## [Rows]

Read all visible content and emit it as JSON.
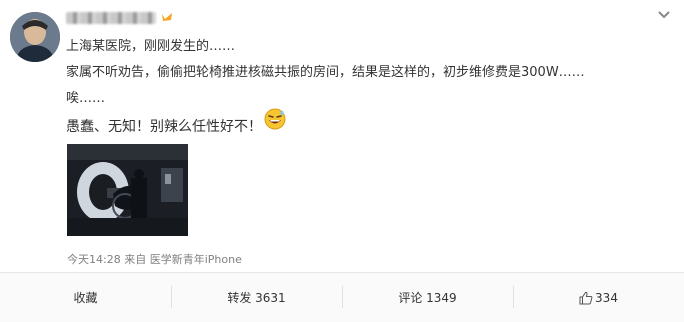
{
  "post": {
    "line1": "上海某医院，刚刚发生的……",
    "line2": "家属不听劝告，偷偷把轮椅推进核磁共振的房间，结果是这样的，初步维修费是300W……",
    "line3": "唉……",
    "line4": "愚蠢、无知！别辣么任性好不！",
    "emoji": "grin-sweat-emoji"
  },
  "meta": {
    "time": "今天14:28",
    "source_prefix": "来自",
    "source": "医学新青年iPhone"
  },
  "actions": {
    "favorite": "收藏",
    "repost": "转发 3631",
    "comment": "评论 1349",
    "like": "334"
  },
  "icons": {
    "expand": "chevron-down-icon",
    "verify": "verified-badge-icon",
    "like": "thumbs-up-icon"
  },
  "colors": {
    "accent": "#f5a623",
    "text": "#333333",
    "meta": "#808080"
  }
}
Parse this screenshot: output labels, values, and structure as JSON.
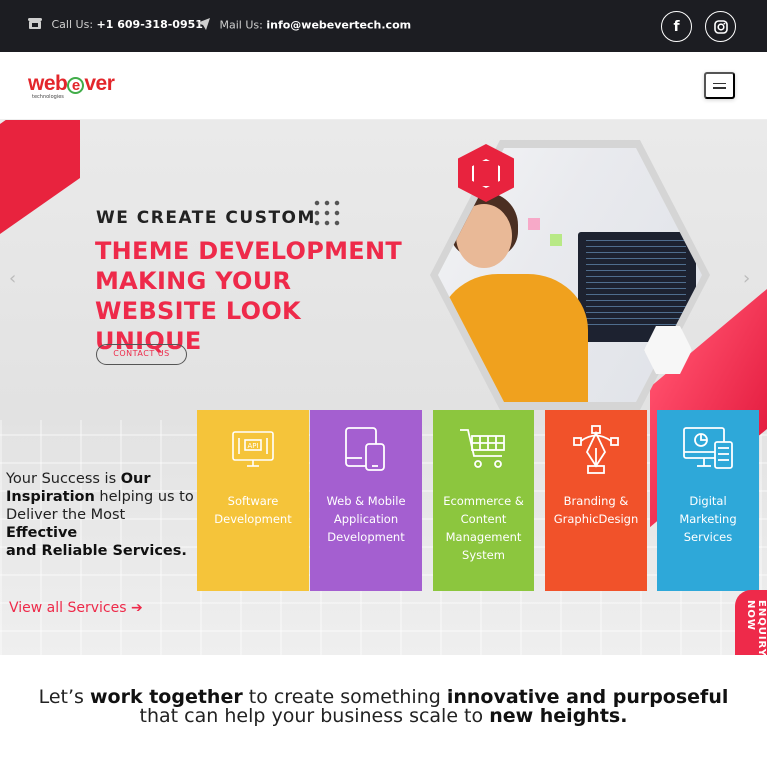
{
  "topbar": {
    "phone_label": "Call Us:",
    "phone": "+1 609-318-0951",
    "mail_label": "Mail Us:",
    "mail": "info@webevertech.com",
    "facebook_glyph": "f",
    "instagram_glyph": "◎"
  },
  "header": {
    "logo_text_1": "web",
    "logo_text_2": "e",
    "logo_text_3": "ver",
    "logo_tag": "technologies"
  },
  "hero": {
    "subtitle": "WE CREATE CUSTOM",
    "title": "THEME DEVELOPMENT MAKING YOUR WEBSITE LOOK UNIQUE",
    "cta": "CONTACT US",
    "prev": "‹",
    "next": "›"
  },
  "tagline": {
    "t1": "Your Success is ",
    "b1": "Our Inspiration",
    "t2": " helping us to",
    "t3": "Deliver the Most ",
    "b2": "Effective",
    "b3": "and Reliable Services.",
    "view_all": "View all Services",
    "view_all_arrow": "➔"
  },
  "services": [
    {
      "label": "Software Development",
      "icon": "api-monitor-icon",
      "color": "#f5c43a"
    },
    {
      "label": "Web & Mobile Application Development",
      "icon": "devices-icon",
      "color": "#a45fd0"
    },
    {
      "label": "Ecommerce & Content Management System",
      "icon": "cart-icon",
      "color": "#8cc63e"
    },
    {
      "label": "Branding & GraphicDesign",
      "icon": "pen-tool-icon",
      "color": "#f1522a"
    },
    {
      "label": "Digital Marketing Services",
      "icon": "analytics-monitor-icon",
      "color": "#2ea8d9"
    }
  ],
  "enquiry": "ENQUIRY NOW",
  "bottom": {
    "t1": "Let’s ",
    "b1": "work together",
    "t2": " to create something ",
    "b2": "innovative and purposeful",
    "t3": "that can help your business scale to ",
    "b3": "new heights."
  },
  "colors": {
    "accent": "#ee2a4a",
    "topbar_bg": "#1c1d22"
  }
}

## [Task to complete]
In your copy, leave out the pictures and reproduce the material above exactly.

## [Completed task]
Read all visible content and emit it as JSON.
{
  "post": {
    "line1": "上海某医院，刚刚发生的……",
    "line2": "家属不听劝告，偷偷把轮椅推进核磁共振的房间，结果是这样的，初步维修费是300W……",
    "line3": "唉……",
    "line4": "愚蠢、无知！别辣么任性好不！",
    "emoji": "grin-sweat-emoji"
  },
  "meta": {
    "time": "今天14:28",
    "source_prefix": "来自",
    "source": "医学新青年iPhone"
  },
  "actions": {
    "favorite": "收藏",
    "repost": "转发 3631",
    "comment": "评论 1349",
    "like": "334"
  },
  "icons": {
    "expand": "chevron-down-icon",
    "verify": "verified-badge-icon",
    "like": "thumbs-up-icon"
  },
  "colors": {
    "accent": "#f5a623",
    "text": "#333333",
    "meta": "#808080"
  }
}
Parse this screenshot: output labels, values, and structure as JSON.
{
  "topbar": {
    "phone_label": "Call Us:",
    "phone": "+1 609-318-0951",
    "mail_label": "Mail Us:",
    "mail": "info@webevertech.com",
    "facebook_glyph": "f",
    "instagram_glyph": "◎"
  },
  "header": {
    "logo_text_1": "web",
    "logo_text_2": "e",
    "logo_text_3": "ver",
    "logo_tag": "technologies"
  },
  "hero": {
    "subtitle": "WE CREATE CUSTOM",
    "title": "THEME DEVELOPMENT MAKING YOUR WEBSITE LOOK UNIQUE",
    "cta": "CONTACT US",
    "prev": "‹",
    "next": "›"
  },
  "tagline": {
    "t1": "Your Success is ",
    "b1": "Our Inspiration",
    "t2": " helping us to",
    "t3": "Deliver the Most ",
    "b2": "Effective",
    "b3": "and Reliable Services.",
    "view_all": "View all Services",
    "view_all_arrow": "➔"
  },
  "services": [
    {
      "label": "Software Development",
      "icon": "api-monitor-icon",
      "color": "#f5c43a"
    },
    {
      "label": "Web & Mobile Application Development",
      "icon": "devices-icon",
      "color": "#a45fd0"
    },
    {
      "label": "Ecommerce & Content Management System",
      "icon": "cart-icon",
      "color": "#8cc63e"
    },
    {
      "label": "Branding & GraphicDesign",
      "icon": "pen-tool-icon",
      "color": "#f1522a"
    },
    {
      "label": "Digital Marketing Services",
      "icon": "analytics-monitor-icon",
      "color": "#2ea8d9"
    }
  ],
  "enquiry": "ENQUIRY NOW",
  "bottom": {
    "t1": "Let’s ",
    "b1": "work together",
    "t2": " to create something ",
    "b2": "innovative and purposeful",
    "t3": "that can help your business scale to ",
    "b3": "new heights."
  },
  "colors": {
    "accent": "#ee2a4a",
    "topbar_bg": "#1c1d22"
  }
}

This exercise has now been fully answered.